**TASK TO CARRY OUT**
Give the number of lines that contain the string "obtained", and nothing else.

**RECORDS SUPPLIED**
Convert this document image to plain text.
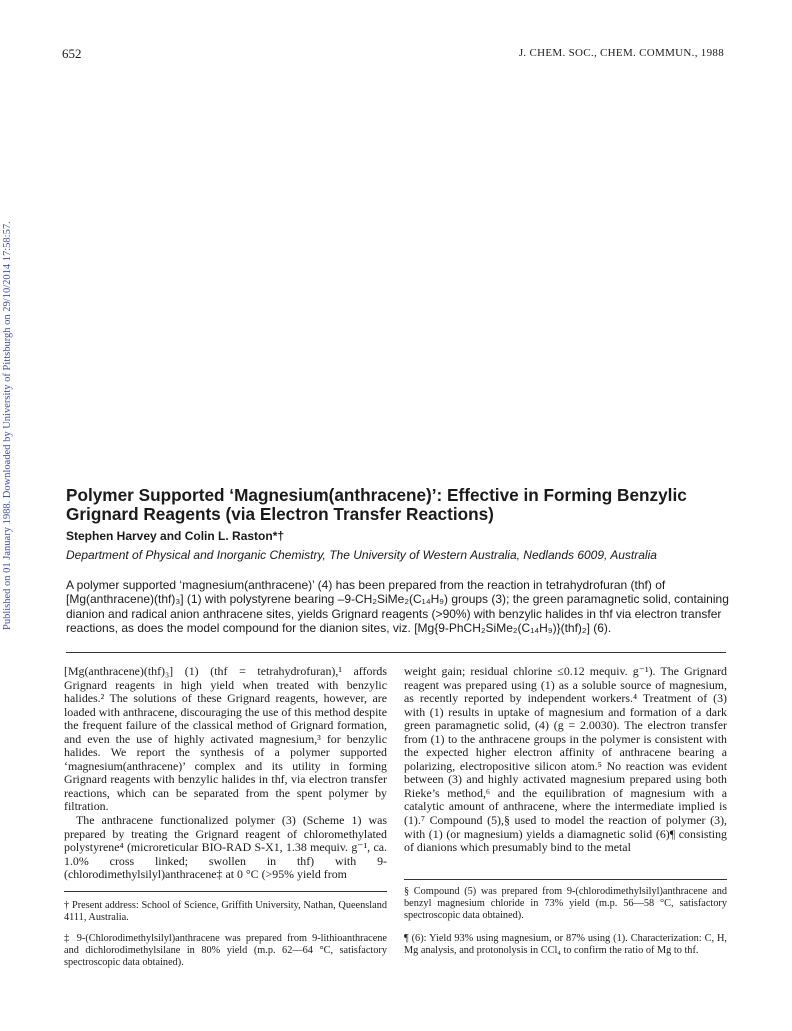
652	J. CHEM. SOC., CHEM. COMMUN., 1988
Published on 01 January 1988. Downloaded by University of Pittsburgh on 29/10/2014 17:58:57.	Polymer Supported ‘Magnesium(anthracene)’: Effective in Forming Benzylic Grignard Reagents (via Electron Transfer Reactions)
Stephen Harvey and Colin L. Raston*†
Department of Physical and Inorganic Chemistry, The University of Western Australia, Nedlands 6009, Australia

A polymer supported ‘magnesium(anthracene)’ (4) has been prepared from the reaction in tetrahydrofuran (thf) of [Mg(anthracene)(thf)₃] (1) with polystyrene bearing –9-CH₂SiMe₂(C₁₄H₉) groups (3); the green paramagnetic solid, containing dianion and radical anion anthracene sites, yields Grignard reagents (>90%) with benzylic halides in thf via electron transfer reactions, as does the model compound for the dianion sites, viz. [Mg{9-PhCH₂SiMe₂(C₁₄H₉)}(thf)₂] (6).

[Mg(anthracene)(thf)₃] (1) (thf = tetrahydrofuran),¹ affords Grignard reagents in high yield when treated with benzylic halides.² The solutions of these Grignard reagents, however, are loaded with anthracene, discouraging the use of this method despite the frequent failure of the classical method of Grignard formation, and even the use of highly activated magnesium,³ for benzylic halides. We report the synthesis of a polymer supported ‘magnesium(anthracene)’ complex and its utility in forming Grignard reagents with benzylic halides in thf, via electron transfer reactions, which can be separated from the spent polymer by filtration.

The anthracene functionalized polymer (3) (Scheme 1) was prepared by treating the Grignard reagent of chloromethylated polystyrene⁴ (microreticular BIO-RAD S-X1, 1.38 mequiv. g⁻¹, ca. 1.0% cross linked; swollen in thf) with 9-(chlorodimethylsilyl)anthracene‡ at 0 °C (>95% yield from

weight gain; residual chlorine ≤0.12 mequiv. g⁻¹). The Grignard reagent was prepared using (1) as a soluble source of magnesium, as recently reported by independent workers.⁴ Treatment of (3) with (1) results in uptake of magnesium and formation of a dark green paramagnetic solid, (4) (g = 2.0030). The electron transfer from (1) to the anthracene groups in the polymer is consistent with the expected higher electron affinity of anthracene bearing a polarizing, electropositive silicon atom.⁵ No reaction was evident between (3) and highly activated magnesium prepared using both Rieke’s method,⁶ and the equilibration of magnesium with a catalytic amount of anthracene, where the intermediate implied is (1).⁷ Compound (5),§ used to model the reaction of polymer (3), with (1) (or magnesium) yields a diamagnetic solid (6)¶ consisting of dianions which presumably bind to the metal

† Present address: School of Science, Griffith University, Nathan, Queensland 4111, Australia.

‡ 9-(Chlorodimethylsilyl)anthracene was prepared from 9-lithioanthracene and dichlorodimethylsilane in 80% yield (m.p. 62—64 °C, satisfactory spectroscopic data obtained).

§ Compound (5) was prepared from 9-(chlorodimethylsilyl)anthracene and benzyl magnesium chloride in 73% yield (m.p. 56—58 °C, satisfactory spectroscopic data obtained).

¶ (6): Yield 93% using magnesium, or 87% using (1). Characterization: C, H, Mg analysis, and protonolysis in CCl₄ to confirm the ratio of Mg to thf.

**OUTPUT**
2